Reproduce the following listing verbatim, line for line, with no changes.
(begin)
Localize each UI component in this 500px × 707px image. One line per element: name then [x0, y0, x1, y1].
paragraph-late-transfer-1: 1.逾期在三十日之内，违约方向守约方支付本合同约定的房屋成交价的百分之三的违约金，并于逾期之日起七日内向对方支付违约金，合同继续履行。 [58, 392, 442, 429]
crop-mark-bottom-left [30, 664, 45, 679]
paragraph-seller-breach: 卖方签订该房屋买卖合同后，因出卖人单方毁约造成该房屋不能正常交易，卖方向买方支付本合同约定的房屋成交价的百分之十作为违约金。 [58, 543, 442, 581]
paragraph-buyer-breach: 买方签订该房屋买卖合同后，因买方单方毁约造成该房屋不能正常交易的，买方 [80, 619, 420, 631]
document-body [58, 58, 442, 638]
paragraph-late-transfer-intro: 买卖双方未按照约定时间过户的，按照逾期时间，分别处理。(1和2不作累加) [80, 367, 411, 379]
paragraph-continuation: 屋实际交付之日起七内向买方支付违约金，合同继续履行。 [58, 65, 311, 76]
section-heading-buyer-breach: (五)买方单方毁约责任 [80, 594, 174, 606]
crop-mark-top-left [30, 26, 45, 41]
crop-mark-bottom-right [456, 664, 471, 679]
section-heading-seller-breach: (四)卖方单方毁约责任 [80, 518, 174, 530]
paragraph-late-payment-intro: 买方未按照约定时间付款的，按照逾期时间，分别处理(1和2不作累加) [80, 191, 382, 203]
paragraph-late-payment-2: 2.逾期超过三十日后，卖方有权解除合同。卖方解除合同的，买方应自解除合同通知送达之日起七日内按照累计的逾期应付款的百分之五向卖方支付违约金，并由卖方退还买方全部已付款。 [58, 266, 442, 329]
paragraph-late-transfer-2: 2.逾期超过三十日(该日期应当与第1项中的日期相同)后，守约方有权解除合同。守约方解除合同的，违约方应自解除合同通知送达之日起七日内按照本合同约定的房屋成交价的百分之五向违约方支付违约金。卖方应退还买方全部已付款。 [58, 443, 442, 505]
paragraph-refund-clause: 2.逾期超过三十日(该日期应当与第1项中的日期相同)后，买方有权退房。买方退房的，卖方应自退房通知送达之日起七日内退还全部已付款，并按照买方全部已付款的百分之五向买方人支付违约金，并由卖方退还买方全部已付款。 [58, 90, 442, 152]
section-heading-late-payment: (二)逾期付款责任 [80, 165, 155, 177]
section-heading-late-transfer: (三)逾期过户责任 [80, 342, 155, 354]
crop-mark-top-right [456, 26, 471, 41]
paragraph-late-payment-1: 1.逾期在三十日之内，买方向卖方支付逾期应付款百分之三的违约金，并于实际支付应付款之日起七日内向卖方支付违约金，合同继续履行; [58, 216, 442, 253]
(end)
◆ **Reply**:
Localize each UI component in this 500px × 707px image. One line per element: name then [x0, y0, x1, y1].
paragraph-late-transfer-1: 1.逾期在三十日之内，违约方向守约方支付本合同约定的房屋成交价的百分之三的违约金，并于逾期之日起七日内向对方支付违约金，合同继续履行。 [58, 392, 442, 429]
crop-mark-bottom-left [30, 664, 45, 679]
paragraph-seller-breach: 卖方签订该房屋买卖合同后，因出卖人单方毁约造成该房屋不能正常交易，卖方向买方支付本合同约定的房屋成交价的百分之十作为违约金。 [58, 543, 442, 581]
paragraph-buyer-breach: 买方签订该房屋买卖合同后，因买方单方毁约造成该房屋不能正常交易的，买方 [80, 619, 420, 631]
document-body [58, 58, 442, 638]
paragraph-late-transfer-intro: 买卖双方未按照约定时间过户的，按照逾期时间，分别处理。(1和2不作累加) [80, 367, 411, 379]
paragraph-continuation: 屋实际交付之日起七内向买方支付违约金，合同继续履行。 [58, 65, 311, 76]
section-heading-buyer-breach: (五)买方单方毁约责任 [80, 594, 174, 606]
crop-mark-top-left [30, 26, 45, 41]
crop-mark-bottom-right [456, 664, 471, 679]
section-heading-seller-breach: (四)卖方单方毁约责任 [80, 518, 174, 530]
paragraph-late-payment-intro: 买方未按照约定时间付款的，按照逾期时间，分别处理(1和2不作累加) [80, 191, 382, 203]
paragraph-late-payment-2: 2.逾期超过三十日后，卖方有权解除合同。卖方解除合同的，买方应自解除合同通知送达之日起七日内按照累计的逾期应付款的百分之五向卖方支付违约金，并由卖方退还买方全部已付款。 [58, 266, 442, 329]
paragraph-late-transfer-2: 2.逾期超过三十日(该日期应当与第1项中的日期相同)后，守约方有权解除合同。守约方解除合同的，违约方应自解除合同通知送达之日起七日内按照本合同约定的房屋成交价的百分之五向违约方支付违约金。卖方应退还买方全部已付款。 [58, 443, 442, 505]
paragraph-refund-clause: 2.逾期超过三十日(该日期应当与第1项中的日期相同)后，买方有权退房。买方退房的，卖方应自退房通知送达之日起七日内退还全部已付款，并按照买方全部已付款的百分之五向买方人支付违约金，并由卖方退还买方全部已付款。 [58, 90, 442, 152]
section-heading-late-payment: (二)逾期付款责任 [80, 165, 155, 177]
section-heading-late-transfer: (三)逾期过户责任 [80, 342, 155, 354]
crop-mark-top-right [456, 26, 471, 41]
paragraph-late-payment-1: 1.逾期在三十日之内，买方向卖方支付逾期应付款百分之三的违约金，并于实际支付应付款之日起七日内向卖方支付违约金，合同继续履行; [58, 216, 442, 253]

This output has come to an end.